[Dataset excerpt]
** Begin **
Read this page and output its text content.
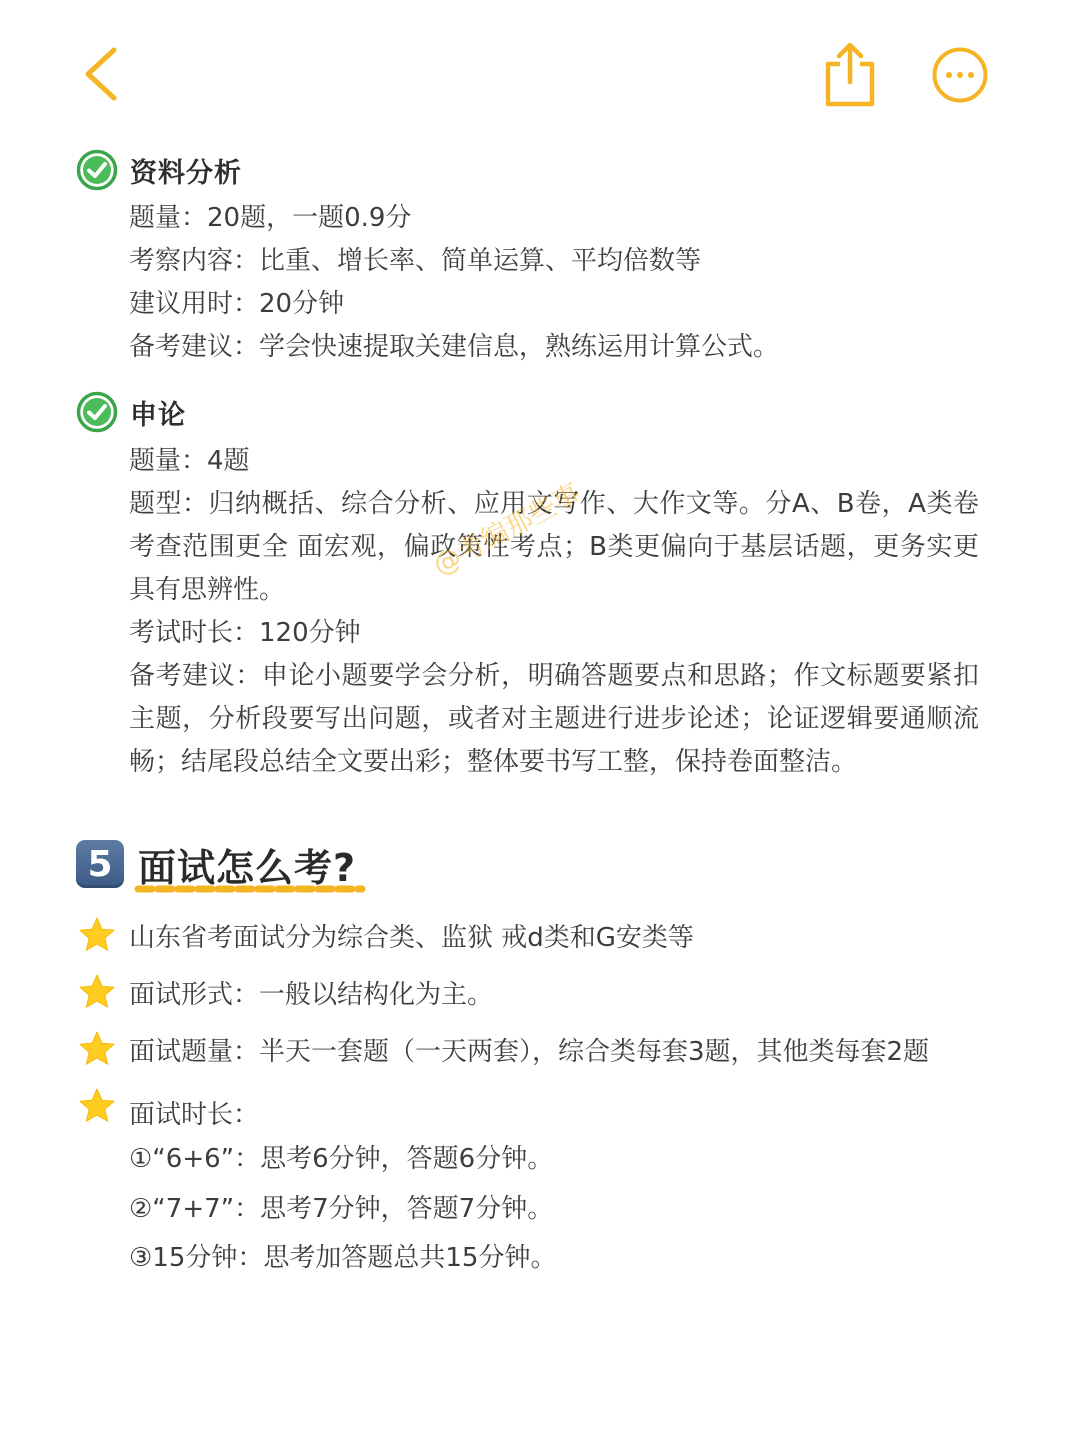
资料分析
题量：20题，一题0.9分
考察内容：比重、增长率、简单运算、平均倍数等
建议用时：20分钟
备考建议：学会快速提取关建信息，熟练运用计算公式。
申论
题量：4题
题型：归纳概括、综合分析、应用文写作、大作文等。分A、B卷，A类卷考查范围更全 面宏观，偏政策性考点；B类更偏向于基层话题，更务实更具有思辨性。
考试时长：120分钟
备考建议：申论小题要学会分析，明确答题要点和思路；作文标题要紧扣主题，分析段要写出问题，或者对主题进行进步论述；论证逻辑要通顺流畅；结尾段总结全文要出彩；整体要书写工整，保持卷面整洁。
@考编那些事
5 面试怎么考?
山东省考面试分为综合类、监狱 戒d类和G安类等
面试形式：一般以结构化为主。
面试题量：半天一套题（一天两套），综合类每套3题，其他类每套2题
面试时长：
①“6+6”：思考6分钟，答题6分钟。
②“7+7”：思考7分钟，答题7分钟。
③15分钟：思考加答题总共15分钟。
** End **
Set down the material exactly, every line of it, except for the pictures.

Read this page and output its text content.
资料分析
题量：20题，一题0.9分
考察内容：比重、增长率、简单运算、平均倍数等
建议用时：20分钟
备考建议：学会快速提取关建信息，熟练运用计算公式。
申论
题量：4题
题型：归纳概括、综合分析、应用文写作、大作文等。分A、B卷，A类卷考查范围更全 面宏观，偏政策性考点；B类更偏向于基层话题，更务实更具有思辨性。
考试时长：120分钟
备考建议：申论小题要学会分析，明确答题要点和思路；作文标题要紧扣主题，分析段要写出问题，或者对主题进行进步论述；论证逻辑要通顺流畅；结尾段总结全文要出彩；整体要书写工整，保持卷面整洁。
@考编那些事
5 面试怎么考?
山东省考面试分为综合类、监狱 戒d类和G安类等
面试形式：一般以结构化为主。
面试题量：半天一套题（一天两套），综合类每套3题，其他类每套2题
面试时长：
①“6+6”：思考6分钟，答题6分钟。
②“7+7”：思考7分钟，答题7分钟。
③15分钟：思考加答题总共15分钟。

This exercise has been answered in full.